■ TO DO ■
Transcribe the material verbatim in full; the pictures do not belong in the copy.

■ RECORDS SUPPLIED ■
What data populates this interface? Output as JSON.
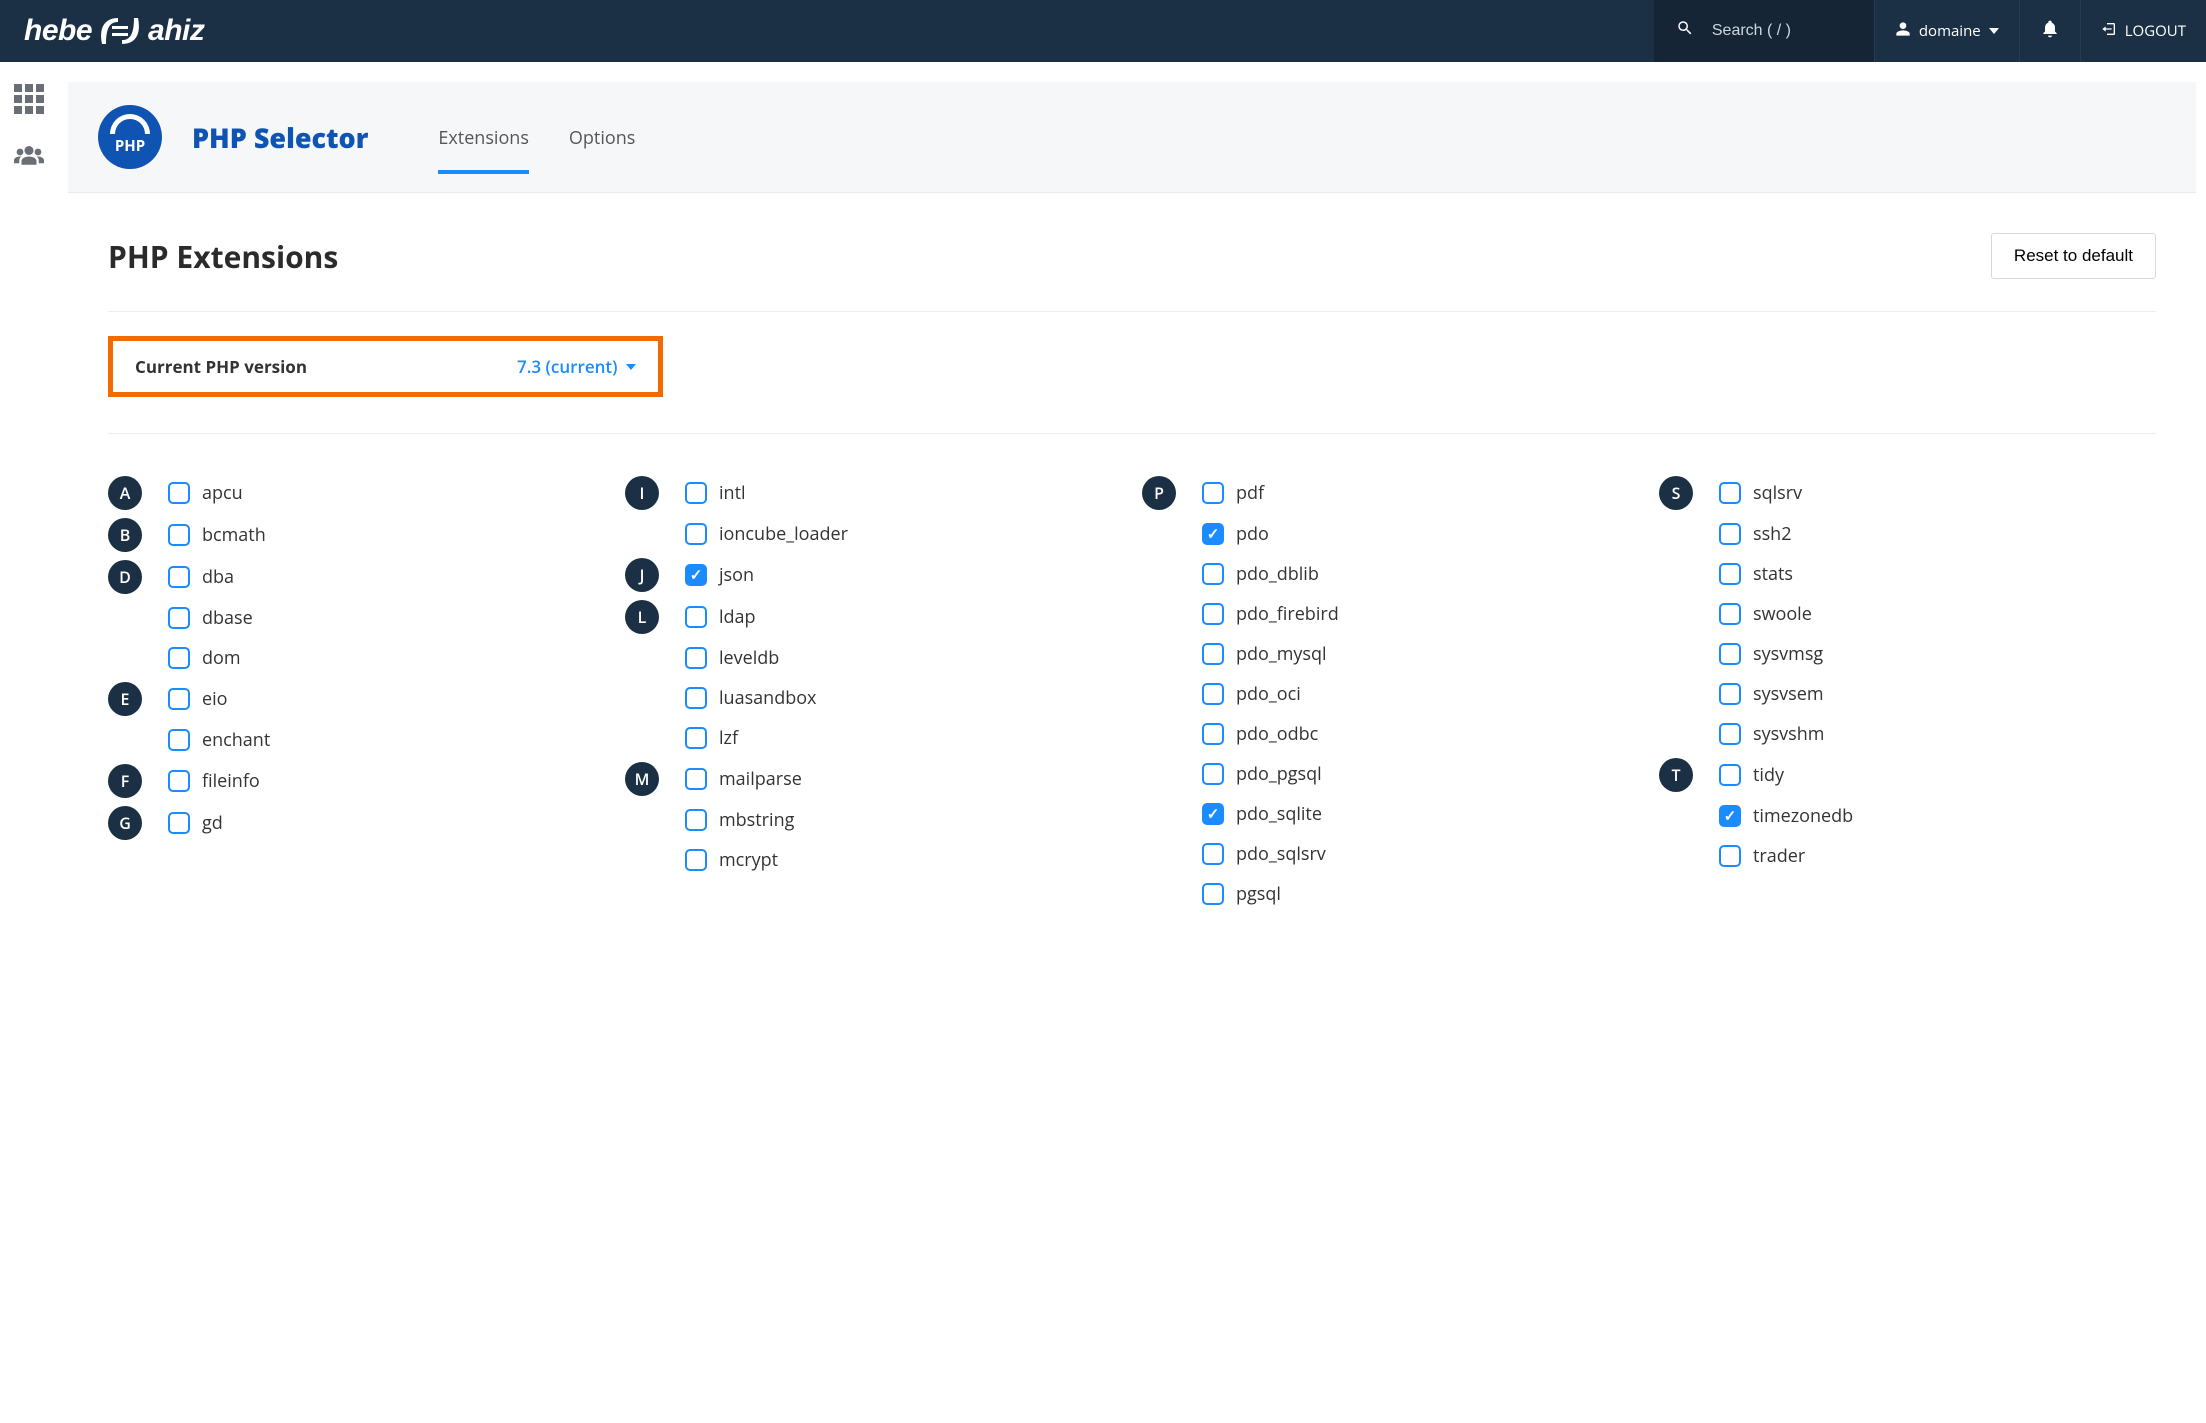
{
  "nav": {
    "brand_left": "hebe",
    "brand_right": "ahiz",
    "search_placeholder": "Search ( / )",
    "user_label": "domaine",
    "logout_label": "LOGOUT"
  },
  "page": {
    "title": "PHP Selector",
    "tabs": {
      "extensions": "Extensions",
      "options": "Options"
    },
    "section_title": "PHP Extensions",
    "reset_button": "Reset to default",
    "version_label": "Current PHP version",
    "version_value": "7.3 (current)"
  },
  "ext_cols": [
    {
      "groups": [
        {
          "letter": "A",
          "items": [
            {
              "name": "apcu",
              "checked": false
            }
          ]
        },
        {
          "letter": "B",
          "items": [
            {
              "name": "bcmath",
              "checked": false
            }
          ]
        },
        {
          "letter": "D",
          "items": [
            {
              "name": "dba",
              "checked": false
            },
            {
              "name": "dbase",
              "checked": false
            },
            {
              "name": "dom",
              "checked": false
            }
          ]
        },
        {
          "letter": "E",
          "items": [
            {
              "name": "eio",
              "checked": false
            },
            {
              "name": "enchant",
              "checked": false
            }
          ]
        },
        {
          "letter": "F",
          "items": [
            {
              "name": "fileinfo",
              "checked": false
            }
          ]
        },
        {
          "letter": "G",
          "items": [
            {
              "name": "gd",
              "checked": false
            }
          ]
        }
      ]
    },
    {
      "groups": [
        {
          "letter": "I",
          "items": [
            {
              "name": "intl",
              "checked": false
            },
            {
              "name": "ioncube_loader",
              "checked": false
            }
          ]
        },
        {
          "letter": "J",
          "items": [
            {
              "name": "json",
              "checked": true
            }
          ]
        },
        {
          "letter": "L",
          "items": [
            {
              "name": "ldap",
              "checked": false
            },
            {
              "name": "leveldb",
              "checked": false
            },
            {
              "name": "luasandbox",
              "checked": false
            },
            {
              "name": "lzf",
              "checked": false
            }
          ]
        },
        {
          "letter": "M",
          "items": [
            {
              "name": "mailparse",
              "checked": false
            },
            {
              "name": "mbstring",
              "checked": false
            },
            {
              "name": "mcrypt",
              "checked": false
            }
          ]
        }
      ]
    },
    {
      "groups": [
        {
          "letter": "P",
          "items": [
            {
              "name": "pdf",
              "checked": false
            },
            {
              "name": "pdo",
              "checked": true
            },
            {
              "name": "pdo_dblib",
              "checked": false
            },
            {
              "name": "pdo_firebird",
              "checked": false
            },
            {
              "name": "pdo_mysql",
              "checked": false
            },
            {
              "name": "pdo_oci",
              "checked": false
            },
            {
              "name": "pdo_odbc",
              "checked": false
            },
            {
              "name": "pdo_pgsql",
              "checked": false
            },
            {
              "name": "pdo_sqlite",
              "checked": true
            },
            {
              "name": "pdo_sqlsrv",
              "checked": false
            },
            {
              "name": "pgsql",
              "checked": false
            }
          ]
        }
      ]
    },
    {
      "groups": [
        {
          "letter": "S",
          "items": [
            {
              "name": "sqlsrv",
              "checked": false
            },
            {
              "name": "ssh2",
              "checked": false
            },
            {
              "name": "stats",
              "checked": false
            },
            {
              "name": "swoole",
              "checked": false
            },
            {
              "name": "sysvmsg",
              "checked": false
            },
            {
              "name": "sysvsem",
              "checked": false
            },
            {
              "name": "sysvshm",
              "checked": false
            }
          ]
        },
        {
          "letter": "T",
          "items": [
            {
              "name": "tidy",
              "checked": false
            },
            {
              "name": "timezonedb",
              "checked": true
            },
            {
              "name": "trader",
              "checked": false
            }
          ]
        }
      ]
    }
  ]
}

■ RESULT FOR THIS TASK ■
What data populates this interface? Output as JSON.
{
  "nav": {
    "brand_left": "hebe",
    "brand_right": "ahiz",
    "search_placeholder": "Search ( / )",
    "user_label": "domaine",
    "logout_label": "LOGOUT"
  },
  "page": {
    "title": "PHP Selector",
    "tabs": {
      "extensions": "Extensions",
      "options": "Options"
    },
    "section_title": "PHP Extensions",
    "reset_button": "Reset to default",
    "version_label": "Current PHP version",
    "version_value": "7.3 (current)"
  },
  "ext_cols": [
    {
      "groups": [
        {
          "letter": "A",
          "items": [
            {
              "name": "apcu",
              "checked": false
            }
          ]
        },
        {
          "letter": "B",
          "items": [
            {
              "name": "bcmath",
              "checked": false
            }
          ]
        },
        {
          "letter": "D",
          "items": [
            {
              "name": "dba",
              "checked": false
            },
            {
              "name": "dbase",
              "checked": false
            },
            {
              "name": "dom",
              "checked": false
            }
          ]
        },
        {
          "letter": "E",
          "items": [
            {
              "name": "eio",
              "checked": false
            },
            {
              "name": "enchant",
              "checked": false
            }
          ]
        },
        {
          "letter": "F",
          "items": [
            {
              "name": "fileinfo",
              "checked": false
            }
          ]
        },
        {
          "letter": "G",
          "items": [
            {
              "name": "gd",
              "checked": false
            }
          ]
        }
      ]
    },
    {
      "groups": [
        {
          "letter": "I",
          "items": [
            {
              "name": "intl",
              "checked": false
            },
            {
              "name": "ioncube_loader",
              "checked": false
            }
          ]
        },
        {
          "letter": "J",
          "items": [
            {
              "name": "json",
              "checked": true
            }
          ]
        },
        {
          "letter": "L",
          "items": [
            {
              "name": "ldap",
              "checked": false
            },
            {
              "name": "leveldb",
              "checked": false
            },
            {
              "name": "luasandbox",
              "checked": false
            },
            {
              "name": "lzf",
              "checked": false
            }
          ]
        },
        {
          "letter": "M",
          "items": [
            {
              "name": "mailparse",
              "checked": false
            },
            {
              "name": "mbstring",
              "checked": false
            },
            {
              "name": "mcrypt",
              "checked": false
            }
          ]
        }
      ]
    },
    {
      "groups": [
        {
          "letter": "P",
          "items": [
            {
              "name": "pdf",
              "checked": false
            },
            {
              "name": "pdo",
              "checked": true
            },
            {
              "name": "pdo_dblib",
              "checked": false
            },
            {
              "name": "pdo_firebird",
              "checked": false
            },
            {
              "name": "pdo_mysql",
              "checked": false
            },
            {
              "name": "pdo_oci",
              "checked": false
            },
            {
              "name": "pdo_odbc",
              "checked": false
            },
            {
              "name": "pdo_pgsql",
              "checked": false
            },
            {
              "name": "pdo_sqlite",
              "checked": true
            },
            {
              "name": "pdo_sqlsrv",
              "checked": false
            },
            {
              "name": "pgsql",
              "checked": false
            }
          ]
        }
      ]
    },
    {
      "groups": [
        {
          "letter": "S",
          "items": [
            {
              "name": "sqlsrv",
              "checked": false
            },
            {
              "name": "ssh2",
              "checked": false
            },
            {
              "name": "stats",
              "checked": false
            },
            {
              "name": "swoole",
              "checked": false
            },
            {
              "name": "sysvmsg",
              "checked": false
            },
            {
              "name": "sysvsem",
              "checked": false
            },
            {
              "name": "sysvshm",
              "checked": false
            }
          ]
        },
        {
          "letter": "T",
          "items": [
            {
              "name": "tidy",
              "checked": false
            },
            {
              "name": "timezonedb",
              "checked": true
            },
            {
              "name": "trader",
              "checked": false
            }
          ]
        }
      ]
    }
  ]
}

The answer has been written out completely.